STATED GOAL:
Answer with one number: the count of lines in this material that hold the word "text".

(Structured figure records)
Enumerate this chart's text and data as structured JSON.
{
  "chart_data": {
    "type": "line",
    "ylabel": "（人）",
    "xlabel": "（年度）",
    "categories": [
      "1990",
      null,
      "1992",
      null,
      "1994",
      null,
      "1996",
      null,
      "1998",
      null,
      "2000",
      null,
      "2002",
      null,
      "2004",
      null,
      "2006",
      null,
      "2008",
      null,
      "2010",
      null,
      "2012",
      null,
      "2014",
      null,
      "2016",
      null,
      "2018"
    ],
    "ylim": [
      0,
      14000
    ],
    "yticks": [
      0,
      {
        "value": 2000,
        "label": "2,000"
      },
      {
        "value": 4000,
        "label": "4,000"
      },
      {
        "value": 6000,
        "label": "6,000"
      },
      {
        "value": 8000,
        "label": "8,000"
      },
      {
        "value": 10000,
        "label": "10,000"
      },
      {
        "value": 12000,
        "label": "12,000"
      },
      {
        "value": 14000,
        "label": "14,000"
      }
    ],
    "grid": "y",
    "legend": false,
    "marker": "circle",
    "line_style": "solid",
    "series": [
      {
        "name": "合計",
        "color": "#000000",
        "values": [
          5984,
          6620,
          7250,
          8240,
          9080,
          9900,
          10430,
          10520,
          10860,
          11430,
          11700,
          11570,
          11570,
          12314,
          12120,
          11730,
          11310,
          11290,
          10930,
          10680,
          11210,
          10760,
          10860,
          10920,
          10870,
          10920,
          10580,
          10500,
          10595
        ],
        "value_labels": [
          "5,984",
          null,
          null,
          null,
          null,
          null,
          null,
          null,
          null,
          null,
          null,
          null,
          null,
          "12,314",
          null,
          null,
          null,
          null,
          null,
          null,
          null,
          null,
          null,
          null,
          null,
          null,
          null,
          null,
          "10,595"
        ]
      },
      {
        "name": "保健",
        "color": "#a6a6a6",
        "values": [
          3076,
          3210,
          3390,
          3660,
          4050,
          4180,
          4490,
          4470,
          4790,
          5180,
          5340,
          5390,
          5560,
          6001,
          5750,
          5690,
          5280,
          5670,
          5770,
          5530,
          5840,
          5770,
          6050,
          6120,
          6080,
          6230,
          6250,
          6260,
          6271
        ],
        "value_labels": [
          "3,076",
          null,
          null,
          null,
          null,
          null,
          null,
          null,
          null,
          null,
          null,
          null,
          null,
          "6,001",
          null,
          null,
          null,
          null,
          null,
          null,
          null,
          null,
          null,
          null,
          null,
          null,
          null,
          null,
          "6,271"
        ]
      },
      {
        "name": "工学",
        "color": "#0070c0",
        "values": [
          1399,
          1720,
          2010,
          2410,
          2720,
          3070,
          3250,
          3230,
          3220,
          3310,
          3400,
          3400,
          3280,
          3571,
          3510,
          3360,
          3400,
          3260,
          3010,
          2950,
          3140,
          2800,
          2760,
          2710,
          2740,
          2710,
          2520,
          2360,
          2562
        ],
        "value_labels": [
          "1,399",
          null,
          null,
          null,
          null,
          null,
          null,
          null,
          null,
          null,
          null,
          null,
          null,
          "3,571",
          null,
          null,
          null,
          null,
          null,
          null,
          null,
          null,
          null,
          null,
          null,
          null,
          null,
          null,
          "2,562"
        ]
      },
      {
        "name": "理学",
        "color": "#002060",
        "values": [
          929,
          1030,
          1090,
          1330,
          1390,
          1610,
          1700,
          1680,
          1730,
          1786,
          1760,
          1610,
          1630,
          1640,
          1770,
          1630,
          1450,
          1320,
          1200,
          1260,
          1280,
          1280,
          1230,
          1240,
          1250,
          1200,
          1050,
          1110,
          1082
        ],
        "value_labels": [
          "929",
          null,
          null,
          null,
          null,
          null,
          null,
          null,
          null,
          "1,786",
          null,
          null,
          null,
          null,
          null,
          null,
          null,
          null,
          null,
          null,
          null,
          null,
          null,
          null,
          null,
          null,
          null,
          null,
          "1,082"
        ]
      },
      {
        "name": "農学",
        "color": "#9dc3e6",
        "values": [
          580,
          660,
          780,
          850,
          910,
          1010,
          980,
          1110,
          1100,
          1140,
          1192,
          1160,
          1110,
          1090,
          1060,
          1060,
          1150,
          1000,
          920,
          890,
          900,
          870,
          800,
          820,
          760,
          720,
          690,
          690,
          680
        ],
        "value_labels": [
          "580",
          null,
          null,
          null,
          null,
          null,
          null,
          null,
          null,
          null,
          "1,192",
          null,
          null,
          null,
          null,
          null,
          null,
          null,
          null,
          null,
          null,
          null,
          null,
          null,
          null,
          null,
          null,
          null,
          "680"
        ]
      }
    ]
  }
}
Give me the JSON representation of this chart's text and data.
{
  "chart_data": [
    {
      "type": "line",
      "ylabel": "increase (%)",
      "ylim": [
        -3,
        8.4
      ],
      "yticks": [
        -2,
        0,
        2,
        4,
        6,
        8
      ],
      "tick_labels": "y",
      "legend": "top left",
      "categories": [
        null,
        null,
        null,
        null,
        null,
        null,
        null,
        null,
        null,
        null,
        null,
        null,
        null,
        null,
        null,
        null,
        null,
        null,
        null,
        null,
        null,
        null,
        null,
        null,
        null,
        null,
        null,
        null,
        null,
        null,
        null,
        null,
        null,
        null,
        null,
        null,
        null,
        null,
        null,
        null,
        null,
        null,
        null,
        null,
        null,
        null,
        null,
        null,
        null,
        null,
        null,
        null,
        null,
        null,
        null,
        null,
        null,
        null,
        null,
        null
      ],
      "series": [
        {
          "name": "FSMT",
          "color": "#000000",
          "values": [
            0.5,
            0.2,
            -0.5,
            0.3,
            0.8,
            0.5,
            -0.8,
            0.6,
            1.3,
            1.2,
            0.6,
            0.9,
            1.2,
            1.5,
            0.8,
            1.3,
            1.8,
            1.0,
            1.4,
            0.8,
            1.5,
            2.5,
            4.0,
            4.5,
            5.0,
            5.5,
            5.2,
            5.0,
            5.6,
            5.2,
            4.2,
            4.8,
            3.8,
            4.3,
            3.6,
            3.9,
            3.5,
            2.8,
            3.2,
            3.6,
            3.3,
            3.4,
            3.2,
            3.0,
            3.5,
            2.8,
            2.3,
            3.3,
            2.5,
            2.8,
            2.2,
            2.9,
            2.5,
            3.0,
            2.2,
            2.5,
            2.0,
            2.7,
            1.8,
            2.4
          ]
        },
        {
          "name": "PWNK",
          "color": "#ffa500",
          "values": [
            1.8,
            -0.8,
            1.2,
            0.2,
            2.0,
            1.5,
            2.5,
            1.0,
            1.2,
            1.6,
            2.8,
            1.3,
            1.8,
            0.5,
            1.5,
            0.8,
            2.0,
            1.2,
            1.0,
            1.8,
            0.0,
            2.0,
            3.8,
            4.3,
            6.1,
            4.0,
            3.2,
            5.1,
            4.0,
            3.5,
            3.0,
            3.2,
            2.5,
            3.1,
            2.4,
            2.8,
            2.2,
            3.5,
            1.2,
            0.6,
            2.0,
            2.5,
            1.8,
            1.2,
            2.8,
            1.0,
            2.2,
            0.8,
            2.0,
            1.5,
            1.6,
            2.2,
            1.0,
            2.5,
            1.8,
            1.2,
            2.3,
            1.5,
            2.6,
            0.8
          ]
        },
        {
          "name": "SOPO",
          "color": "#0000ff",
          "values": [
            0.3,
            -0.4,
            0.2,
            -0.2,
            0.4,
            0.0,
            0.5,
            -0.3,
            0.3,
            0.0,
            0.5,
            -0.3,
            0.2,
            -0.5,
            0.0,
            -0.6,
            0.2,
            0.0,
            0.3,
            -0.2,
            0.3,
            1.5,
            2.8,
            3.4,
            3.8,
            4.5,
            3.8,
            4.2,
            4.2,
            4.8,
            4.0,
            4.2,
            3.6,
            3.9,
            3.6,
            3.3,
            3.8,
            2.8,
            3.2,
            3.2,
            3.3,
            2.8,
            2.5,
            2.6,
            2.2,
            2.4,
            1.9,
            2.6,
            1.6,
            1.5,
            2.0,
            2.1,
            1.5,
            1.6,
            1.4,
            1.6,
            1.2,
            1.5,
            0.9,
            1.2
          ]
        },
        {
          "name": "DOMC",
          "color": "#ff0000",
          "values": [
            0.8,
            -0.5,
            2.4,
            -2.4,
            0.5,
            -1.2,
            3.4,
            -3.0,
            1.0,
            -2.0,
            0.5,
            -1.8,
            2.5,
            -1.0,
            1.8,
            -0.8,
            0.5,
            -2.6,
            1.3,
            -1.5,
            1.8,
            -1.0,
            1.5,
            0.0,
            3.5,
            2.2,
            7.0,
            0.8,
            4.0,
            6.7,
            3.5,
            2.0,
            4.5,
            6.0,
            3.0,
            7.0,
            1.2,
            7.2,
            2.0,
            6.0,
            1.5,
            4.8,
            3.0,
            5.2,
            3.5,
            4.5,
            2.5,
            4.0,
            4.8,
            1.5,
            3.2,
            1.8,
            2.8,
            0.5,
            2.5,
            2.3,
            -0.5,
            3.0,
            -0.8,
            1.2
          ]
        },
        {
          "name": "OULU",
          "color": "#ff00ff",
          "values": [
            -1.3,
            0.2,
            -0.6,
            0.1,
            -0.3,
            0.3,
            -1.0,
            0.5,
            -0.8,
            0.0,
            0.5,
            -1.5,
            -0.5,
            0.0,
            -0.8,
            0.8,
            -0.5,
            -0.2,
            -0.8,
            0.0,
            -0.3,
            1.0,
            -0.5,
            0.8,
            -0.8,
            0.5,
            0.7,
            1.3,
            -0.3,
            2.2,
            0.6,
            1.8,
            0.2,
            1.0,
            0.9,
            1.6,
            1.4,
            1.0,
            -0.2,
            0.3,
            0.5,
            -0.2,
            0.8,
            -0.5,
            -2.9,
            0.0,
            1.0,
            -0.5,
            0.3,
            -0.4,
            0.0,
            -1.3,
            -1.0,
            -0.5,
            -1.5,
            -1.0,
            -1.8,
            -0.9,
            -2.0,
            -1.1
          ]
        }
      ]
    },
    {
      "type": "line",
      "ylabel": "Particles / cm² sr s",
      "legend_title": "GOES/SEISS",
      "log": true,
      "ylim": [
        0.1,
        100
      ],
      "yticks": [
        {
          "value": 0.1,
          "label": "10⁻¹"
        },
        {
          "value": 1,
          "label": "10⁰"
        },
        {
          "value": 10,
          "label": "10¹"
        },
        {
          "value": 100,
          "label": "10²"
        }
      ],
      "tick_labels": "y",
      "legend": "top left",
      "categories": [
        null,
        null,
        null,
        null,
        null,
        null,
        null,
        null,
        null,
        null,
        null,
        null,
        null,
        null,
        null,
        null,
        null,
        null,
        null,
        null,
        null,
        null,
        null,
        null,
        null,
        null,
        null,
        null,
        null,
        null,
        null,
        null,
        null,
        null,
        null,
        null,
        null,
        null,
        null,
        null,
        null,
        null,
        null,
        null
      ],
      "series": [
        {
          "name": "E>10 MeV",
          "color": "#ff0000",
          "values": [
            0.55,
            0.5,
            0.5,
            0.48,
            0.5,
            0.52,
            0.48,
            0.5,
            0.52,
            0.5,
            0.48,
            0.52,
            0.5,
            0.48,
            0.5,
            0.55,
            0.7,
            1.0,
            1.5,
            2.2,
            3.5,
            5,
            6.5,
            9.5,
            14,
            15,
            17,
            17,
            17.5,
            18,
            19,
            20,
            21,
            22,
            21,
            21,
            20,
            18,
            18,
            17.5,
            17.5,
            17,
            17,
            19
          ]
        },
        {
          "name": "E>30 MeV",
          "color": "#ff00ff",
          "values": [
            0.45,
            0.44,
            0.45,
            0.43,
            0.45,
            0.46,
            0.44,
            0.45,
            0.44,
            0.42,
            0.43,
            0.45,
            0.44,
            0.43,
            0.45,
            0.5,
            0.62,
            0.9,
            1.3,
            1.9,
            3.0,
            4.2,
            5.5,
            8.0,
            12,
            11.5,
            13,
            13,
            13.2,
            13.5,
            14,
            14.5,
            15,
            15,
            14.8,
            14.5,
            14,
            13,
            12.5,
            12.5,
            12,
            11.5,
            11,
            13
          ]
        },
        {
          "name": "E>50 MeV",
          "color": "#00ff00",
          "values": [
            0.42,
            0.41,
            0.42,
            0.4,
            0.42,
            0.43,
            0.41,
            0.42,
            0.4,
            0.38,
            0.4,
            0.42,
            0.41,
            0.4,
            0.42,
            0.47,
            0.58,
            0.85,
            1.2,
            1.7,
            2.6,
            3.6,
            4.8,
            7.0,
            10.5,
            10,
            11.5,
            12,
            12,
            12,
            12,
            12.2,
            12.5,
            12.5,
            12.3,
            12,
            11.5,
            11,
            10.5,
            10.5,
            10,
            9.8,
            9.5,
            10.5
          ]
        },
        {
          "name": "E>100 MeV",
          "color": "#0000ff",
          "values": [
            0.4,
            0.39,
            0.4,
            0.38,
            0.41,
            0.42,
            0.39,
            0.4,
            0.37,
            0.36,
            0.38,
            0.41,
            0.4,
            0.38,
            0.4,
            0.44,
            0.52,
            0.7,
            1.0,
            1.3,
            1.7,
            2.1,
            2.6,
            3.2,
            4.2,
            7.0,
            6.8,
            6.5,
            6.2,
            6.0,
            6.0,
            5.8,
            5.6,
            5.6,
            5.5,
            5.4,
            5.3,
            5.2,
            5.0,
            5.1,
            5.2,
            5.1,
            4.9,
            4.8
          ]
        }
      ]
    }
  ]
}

RESULT OF THE EXERCISE:
2